* [TASK BRIEF]: Locate the word "this" in the data below, then copy every line that holds it.

* [SOURCE MATERIAL]:

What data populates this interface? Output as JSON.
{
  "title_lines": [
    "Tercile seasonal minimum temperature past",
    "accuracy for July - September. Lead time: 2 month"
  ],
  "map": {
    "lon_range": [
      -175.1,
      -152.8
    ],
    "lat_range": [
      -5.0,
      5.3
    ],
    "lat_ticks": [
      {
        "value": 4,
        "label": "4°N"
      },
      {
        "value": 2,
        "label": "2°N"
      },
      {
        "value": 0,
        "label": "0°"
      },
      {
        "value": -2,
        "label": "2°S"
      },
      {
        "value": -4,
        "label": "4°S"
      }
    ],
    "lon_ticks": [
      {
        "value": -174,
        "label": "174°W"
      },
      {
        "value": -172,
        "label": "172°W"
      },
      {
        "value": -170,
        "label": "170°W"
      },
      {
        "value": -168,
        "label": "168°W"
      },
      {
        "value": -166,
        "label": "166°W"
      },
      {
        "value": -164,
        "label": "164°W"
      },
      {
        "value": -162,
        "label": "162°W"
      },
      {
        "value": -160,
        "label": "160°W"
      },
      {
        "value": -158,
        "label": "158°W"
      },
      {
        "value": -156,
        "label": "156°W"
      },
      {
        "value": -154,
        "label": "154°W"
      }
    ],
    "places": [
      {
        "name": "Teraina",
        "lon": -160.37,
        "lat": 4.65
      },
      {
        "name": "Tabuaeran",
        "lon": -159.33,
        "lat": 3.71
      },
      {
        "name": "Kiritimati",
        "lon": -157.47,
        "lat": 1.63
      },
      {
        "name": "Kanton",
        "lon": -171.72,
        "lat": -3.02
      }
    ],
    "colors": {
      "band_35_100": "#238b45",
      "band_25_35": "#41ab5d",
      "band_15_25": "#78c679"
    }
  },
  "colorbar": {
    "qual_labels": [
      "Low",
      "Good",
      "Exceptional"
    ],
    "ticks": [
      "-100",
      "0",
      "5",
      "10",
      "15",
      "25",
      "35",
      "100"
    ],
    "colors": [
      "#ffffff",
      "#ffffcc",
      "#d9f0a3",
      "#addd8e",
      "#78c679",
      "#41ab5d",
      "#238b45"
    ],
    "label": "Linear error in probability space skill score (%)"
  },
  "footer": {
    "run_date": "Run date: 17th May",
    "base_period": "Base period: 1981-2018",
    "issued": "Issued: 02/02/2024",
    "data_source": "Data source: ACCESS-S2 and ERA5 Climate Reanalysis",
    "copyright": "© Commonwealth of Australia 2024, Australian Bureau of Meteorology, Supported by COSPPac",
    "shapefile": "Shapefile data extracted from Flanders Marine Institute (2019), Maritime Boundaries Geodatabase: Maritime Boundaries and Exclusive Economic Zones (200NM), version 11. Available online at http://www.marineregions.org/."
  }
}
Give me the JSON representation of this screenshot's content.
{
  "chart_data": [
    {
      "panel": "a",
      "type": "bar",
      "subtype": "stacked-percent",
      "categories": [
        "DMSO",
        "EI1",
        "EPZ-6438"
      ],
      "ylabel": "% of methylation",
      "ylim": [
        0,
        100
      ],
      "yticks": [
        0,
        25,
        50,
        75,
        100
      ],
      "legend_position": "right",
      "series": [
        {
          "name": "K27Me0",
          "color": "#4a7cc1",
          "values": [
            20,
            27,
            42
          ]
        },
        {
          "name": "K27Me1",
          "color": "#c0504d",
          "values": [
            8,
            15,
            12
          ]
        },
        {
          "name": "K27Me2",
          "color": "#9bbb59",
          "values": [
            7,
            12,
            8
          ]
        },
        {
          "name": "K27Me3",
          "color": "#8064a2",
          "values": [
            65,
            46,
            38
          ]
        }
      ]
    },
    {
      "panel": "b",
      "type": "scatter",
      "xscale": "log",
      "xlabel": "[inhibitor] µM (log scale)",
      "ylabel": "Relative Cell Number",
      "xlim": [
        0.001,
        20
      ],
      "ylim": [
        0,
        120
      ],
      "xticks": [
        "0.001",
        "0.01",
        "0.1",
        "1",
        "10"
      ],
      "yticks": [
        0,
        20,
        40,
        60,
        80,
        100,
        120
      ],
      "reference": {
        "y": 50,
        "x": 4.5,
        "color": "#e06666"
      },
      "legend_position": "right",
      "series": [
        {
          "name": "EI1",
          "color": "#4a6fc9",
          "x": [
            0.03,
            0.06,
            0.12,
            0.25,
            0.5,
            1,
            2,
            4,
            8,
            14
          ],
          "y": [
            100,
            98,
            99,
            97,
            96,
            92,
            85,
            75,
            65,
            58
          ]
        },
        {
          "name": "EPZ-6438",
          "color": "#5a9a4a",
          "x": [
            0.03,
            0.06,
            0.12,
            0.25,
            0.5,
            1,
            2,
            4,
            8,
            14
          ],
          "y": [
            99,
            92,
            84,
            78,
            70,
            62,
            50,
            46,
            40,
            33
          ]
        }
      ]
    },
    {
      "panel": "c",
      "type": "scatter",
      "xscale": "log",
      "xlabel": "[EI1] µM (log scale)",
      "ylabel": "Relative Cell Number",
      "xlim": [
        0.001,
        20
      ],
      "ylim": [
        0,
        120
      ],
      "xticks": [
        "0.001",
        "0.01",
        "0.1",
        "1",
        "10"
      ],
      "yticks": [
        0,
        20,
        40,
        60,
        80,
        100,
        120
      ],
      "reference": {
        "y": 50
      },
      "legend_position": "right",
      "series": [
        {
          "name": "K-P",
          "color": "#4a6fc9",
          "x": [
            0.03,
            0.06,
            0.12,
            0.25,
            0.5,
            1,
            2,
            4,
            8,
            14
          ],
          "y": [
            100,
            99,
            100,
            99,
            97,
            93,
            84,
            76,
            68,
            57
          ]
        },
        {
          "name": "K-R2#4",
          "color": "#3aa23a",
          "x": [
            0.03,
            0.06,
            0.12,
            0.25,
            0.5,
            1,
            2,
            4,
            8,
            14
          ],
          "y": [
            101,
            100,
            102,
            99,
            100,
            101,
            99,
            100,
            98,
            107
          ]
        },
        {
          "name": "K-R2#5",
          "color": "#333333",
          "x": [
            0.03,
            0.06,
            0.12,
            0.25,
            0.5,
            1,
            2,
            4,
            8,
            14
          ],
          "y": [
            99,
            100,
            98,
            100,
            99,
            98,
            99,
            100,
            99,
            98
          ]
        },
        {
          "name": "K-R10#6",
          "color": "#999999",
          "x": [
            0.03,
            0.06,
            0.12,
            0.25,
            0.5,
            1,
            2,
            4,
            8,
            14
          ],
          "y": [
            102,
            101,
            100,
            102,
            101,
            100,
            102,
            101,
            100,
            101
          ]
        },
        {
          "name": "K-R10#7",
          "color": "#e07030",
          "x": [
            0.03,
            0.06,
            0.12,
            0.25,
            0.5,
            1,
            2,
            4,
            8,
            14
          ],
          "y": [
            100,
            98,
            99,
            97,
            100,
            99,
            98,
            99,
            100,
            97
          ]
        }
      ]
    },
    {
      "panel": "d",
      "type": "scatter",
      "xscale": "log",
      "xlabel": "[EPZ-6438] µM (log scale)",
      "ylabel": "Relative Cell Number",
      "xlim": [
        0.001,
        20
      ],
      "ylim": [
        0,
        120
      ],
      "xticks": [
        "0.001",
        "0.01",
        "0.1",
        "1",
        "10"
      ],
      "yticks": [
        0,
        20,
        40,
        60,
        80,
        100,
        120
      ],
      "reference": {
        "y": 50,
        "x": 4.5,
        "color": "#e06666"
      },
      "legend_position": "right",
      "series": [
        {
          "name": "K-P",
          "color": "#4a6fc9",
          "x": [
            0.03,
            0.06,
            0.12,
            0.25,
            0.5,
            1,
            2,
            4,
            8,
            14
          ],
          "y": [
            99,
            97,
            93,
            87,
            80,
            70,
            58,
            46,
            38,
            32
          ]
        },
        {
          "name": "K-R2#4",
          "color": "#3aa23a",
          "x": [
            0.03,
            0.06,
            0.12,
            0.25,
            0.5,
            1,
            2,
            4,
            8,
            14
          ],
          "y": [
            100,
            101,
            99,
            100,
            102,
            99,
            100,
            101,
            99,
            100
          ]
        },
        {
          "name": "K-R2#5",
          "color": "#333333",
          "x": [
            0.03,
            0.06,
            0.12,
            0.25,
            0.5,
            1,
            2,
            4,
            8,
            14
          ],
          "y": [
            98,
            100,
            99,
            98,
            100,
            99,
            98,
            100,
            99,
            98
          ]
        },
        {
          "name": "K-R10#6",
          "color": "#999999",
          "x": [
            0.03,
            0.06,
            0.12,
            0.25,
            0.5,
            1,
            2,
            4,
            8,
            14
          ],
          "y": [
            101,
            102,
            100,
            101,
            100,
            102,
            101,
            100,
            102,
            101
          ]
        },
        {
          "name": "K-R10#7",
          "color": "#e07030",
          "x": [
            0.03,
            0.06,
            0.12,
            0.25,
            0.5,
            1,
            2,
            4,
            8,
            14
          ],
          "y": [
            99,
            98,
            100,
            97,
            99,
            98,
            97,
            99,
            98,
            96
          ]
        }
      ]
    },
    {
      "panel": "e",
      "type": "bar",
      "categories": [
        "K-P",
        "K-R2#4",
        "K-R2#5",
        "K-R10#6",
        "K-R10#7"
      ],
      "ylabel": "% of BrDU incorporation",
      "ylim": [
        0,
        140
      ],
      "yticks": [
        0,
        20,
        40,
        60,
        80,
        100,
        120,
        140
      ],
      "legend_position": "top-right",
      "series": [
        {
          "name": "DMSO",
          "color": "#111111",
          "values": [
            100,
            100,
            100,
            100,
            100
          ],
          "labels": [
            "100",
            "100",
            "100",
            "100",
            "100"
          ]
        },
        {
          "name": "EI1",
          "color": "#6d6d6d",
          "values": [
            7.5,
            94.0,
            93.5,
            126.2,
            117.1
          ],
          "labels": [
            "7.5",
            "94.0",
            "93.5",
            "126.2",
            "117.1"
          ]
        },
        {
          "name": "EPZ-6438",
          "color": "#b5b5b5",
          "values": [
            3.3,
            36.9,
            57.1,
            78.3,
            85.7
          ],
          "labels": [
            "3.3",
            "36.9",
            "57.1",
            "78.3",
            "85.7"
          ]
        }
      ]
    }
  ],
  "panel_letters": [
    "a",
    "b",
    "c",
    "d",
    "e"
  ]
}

* [TASK ANSWER]:
What data populates this interface? Output as JSON.
Give me the JSON representation of this screenshot's content.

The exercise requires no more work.